▶ [DIRECTIVE] All of the data must be printed exactly; please include every line.
◇ ◇ ◇ ◇ ◇
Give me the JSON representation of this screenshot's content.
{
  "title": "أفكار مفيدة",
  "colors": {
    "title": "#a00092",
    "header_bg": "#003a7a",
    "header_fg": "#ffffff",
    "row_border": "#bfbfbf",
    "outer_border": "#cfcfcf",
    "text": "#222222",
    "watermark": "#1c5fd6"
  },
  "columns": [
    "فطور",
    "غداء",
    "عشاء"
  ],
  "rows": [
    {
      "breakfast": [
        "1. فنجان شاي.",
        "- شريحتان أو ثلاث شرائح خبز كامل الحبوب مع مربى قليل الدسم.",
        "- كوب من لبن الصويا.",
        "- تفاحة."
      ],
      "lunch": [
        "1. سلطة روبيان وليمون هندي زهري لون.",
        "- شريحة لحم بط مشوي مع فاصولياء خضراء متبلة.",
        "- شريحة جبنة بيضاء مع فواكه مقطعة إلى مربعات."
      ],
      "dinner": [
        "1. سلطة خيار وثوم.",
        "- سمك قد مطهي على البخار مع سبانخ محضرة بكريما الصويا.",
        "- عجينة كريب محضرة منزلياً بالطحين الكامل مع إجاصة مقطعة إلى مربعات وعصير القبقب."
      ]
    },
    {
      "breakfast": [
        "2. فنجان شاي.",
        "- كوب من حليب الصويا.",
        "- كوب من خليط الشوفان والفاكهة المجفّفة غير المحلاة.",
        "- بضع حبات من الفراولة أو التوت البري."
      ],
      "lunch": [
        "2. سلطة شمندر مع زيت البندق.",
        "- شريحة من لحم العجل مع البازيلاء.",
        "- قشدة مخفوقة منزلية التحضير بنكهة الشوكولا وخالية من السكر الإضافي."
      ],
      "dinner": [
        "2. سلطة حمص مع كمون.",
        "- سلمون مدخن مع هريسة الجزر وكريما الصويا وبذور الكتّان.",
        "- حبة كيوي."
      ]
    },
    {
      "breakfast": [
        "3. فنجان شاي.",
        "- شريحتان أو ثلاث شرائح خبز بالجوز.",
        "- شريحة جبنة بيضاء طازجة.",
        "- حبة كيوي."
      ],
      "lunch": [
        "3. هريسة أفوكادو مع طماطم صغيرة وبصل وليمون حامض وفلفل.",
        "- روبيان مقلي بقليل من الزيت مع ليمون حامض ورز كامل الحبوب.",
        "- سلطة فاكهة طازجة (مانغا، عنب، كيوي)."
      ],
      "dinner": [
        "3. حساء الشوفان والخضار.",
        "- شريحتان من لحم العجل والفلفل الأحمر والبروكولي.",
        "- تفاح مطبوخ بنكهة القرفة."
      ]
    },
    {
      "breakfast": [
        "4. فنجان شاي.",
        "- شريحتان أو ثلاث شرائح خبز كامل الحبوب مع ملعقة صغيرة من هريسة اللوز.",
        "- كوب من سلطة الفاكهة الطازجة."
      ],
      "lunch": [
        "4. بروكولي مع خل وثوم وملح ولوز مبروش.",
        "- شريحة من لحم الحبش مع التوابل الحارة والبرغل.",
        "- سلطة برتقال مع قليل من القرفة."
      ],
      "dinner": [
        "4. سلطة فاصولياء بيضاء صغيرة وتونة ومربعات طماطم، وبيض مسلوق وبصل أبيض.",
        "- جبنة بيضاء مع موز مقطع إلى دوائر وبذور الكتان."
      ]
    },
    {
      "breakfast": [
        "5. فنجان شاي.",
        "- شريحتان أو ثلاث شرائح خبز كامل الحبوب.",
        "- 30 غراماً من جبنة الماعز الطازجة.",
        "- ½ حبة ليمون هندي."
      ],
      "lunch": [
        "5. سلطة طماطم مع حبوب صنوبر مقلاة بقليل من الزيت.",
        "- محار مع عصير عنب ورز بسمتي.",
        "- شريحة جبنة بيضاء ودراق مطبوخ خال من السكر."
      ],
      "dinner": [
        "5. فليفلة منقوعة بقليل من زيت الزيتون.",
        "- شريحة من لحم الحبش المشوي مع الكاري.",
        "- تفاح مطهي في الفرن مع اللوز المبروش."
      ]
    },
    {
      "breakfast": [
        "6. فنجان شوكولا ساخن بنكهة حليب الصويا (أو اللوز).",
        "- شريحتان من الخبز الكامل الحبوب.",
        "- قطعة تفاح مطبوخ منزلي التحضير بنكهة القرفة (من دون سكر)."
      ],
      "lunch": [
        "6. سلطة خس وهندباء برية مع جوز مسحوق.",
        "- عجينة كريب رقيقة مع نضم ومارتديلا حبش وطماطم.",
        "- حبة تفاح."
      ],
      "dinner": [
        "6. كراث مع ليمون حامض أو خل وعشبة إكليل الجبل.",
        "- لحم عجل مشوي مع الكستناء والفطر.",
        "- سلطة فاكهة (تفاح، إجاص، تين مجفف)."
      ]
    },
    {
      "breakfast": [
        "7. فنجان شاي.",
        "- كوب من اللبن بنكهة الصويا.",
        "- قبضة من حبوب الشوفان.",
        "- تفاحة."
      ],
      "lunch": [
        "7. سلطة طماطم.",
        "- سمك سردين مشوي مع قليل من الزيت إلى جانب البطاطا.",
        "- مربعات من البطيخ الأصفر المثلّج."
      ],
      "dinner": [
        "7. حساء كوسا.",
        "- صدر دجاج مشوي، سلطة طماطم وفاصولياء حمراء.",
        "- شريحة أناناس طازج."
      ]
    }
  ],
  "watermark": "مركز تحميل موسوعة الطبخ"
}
◇ ◇ ◇ ◇ ◇
▶ [FINISHED ANSWER]
Give me the JSON representation of this screenshot's content.
{
  "title": "أفكار مفيدة",
  "colors": {
    "title": "#a00092",
    "header_bg": "#003a7a",
    "header_fg": "#ffffff",
    "row_border": "#bfbfbf",
    "outer_border": "#cfcfcf",
    "text": "#222222",
    "watermark": "#1c5fd6"
  },
  "columns": [
    "فطور",
    "غداء",
    "عشاء"
  ],
  "rows": [
    {
      "breakfast": [
        "1. فنجان شاي.",
        "- شريحتان أو ثلاث شرائح خبز كامل الحبوب مع مربى قليل الدسم.",
        "- كوب من لبن الصويا.",
        "- تفاحة."
      ],
      "lunch": [
        "1. سلطة روبيان وليمون هندي زهري لون.",
        "- شريحة لحم بط مشوي مع فاصولياء خضراء متبلة.",
        "- شريحة جبنة بيضاء مع فواكه مقطعة إلى مربعات."
      ],
      "dinner": [
        "1. سلطة خيار وثوم.",
        "- سمك قد مطهي على البخار مع سبانخ محضرة بكريما الصويا.",
        "- عجينة كريب محضرة منزلياً بالطحين الكامل مع إجاصة مقطعة إلى مربعات وعصير القبقب."
      ]
    },
    {
      "breakfast": [
        "2. فنجان شاي.",
        "- كوب من حليب الصويا.",
        "- كوب من خليط الشوفان والفاكهة المجفّفة غير المحلاة.",
        "- بضع حبات من الفراولة أو التوت البري."
      ],
      "lunch": [
        "2. سلطة شمندر مع زيت البندق.",
        "- شريحة من لحم العجل مع البازيلاء.",
        "- قشدة مخفوقة منزلية التحضير بنكهة الشوكولا وخالية من السكر الإضافي."
      ],
      "dinner": [
        "2. سلطة حمص مع كمون.",
        "- سلمون مدخن مع هريسة الجزر وكريما الصويا وبذور الكتّان.",
        "- حبة كيوي."
      ]
    },
    {
      "breakfast": [
        "3. فنجان شاي.",
        "- شريحتان أو ثلاث شرائح خبز بالجوز.",
        "- شريحة جبنة بيضاء طازجة.",
        "- حبة كيوي."
      ],
      "lunch": [
        "3. هريسة أفوكادو مع طماطم صغيرة وبصل وليمون حامض وفلفل.",
        "- روبيان مقلي بقليل من الزيت مع ليمون حامض ورز كامل الحبوب.",
        "- سلطة فاكهة طازجة (مانغا، عنب، كيوي)."
      ],
      "dinner": [
        "3. حساء الشوفان والخضار.",
        "- شريحتان من لحم العجل والفلفل الأحمر والبروكولي.",
        "- تفاح مطبوخ بنكهة القرفة."
      ]
    },
    {
      "breakfast": [
        "4. فنجان شاي.",
        "- شريحتان أو ثلاث شرائح خبز كامل الحبوب مع ملعقة صغيرة من هريسة اللوز.",
        "- كوب من سلطة الفاكهة الطازجة."
      ],
      "lunch": [
        "4. بروكولي مع خل وثوم وملح ولوز مبروش.",
        "- شريحة من لحم الحبش مع التوابل الحارة والبرغل.",
        "- سلطة برتقال مع قليل من القرفة."
      ],
      "dinner": [
        "4. سلطة فاصولياء بيضاء صغيرة وتونة ومربعات طماطم، وبيض مسلوق وبصل أبيض.",
        "- جبنة بيضاء مع موز مقطع إلى دوائر وبذور الكتان."
      ]
    },
    {
      "breakfast": [
        "5. فنجان شاي.",
        "- شريحتان أو ثلاث شرائح خبز كامل الحبوب.",
        "- 30 غراماً من جبنة الماعز الطازجة.",
        "- ½ حبة ليمون هندي."
      ],
      "lunch": [
        "5. سلطة طماطم مع حبوب صنوبر مقلاة بقليل من الزيت.",
        "- محار مع عصير عنب ورز بسمتي.",
        "- شريحة جبنة بيضاء ودراق مطبوخ خال من السكر."
      ],
      "dinner": [
        "5. فليفلة منقوعة بقليل من زيت الزيتون.",
        "- شريحة من لحم الحبش المشوي مع الكاري.",
        "- تفاح مطهي في الفرن مع اللوز المبروش."
      ]
    },
    {
      "breakfast": [
        "6. فنجان شوكولا ساخن بنكهة حليب الصويا (أو اللوز).",
        "- شريحتان من الخبز الكامل الحبوب.",
        "- قطعة تفاح مطبوخ منزلي التحضير بنكهة القرفة (من دون سكر)."
      ],
      "lunch": [
        "6. سلطة خس وهندباء برية مع جوز مسحوق.",
        "- عجينة كريب رقيقة مع نضم ومارتديلا حبش وطماطم.",
        "- حبة تفاح."
      ],
      "dinner": [
        "6. كراث مع ليمون حامض أو خل وعشبة إكليل الجبل.",
        "- لحم عجل مشوي مع الكستناء والفطر.",
        "- سلطة فاكهة (تفاح، إجاص، تين مجفف)."
      ]
    },
    {
      "breakfast": [
        "7. فنجان شاي.",
        "- كوب من اللبن بنكهة الصويا.",
        "- قبضة من حبوب الشوفان.",
        "- تفاحة."
      ],
      "lunch": [
        "7. سلطة طماطم.",
        "- سمك سردين مشوي مع قليل من الزيت إلى جانب البطاطا.",
        "- مربعات من البطيخ الأصفر المثلّج."
      ],
      "dinner": [
        "7. حساء كوسا.",
        "- صدر دجاج مشوي، سلطة طماطم وفاصولياء حمراء.",
        "- شريحة أناناس طازج."
      ]
    }
  ],
  "watermark": "مركز تحميل موسوعة الطبخ"
}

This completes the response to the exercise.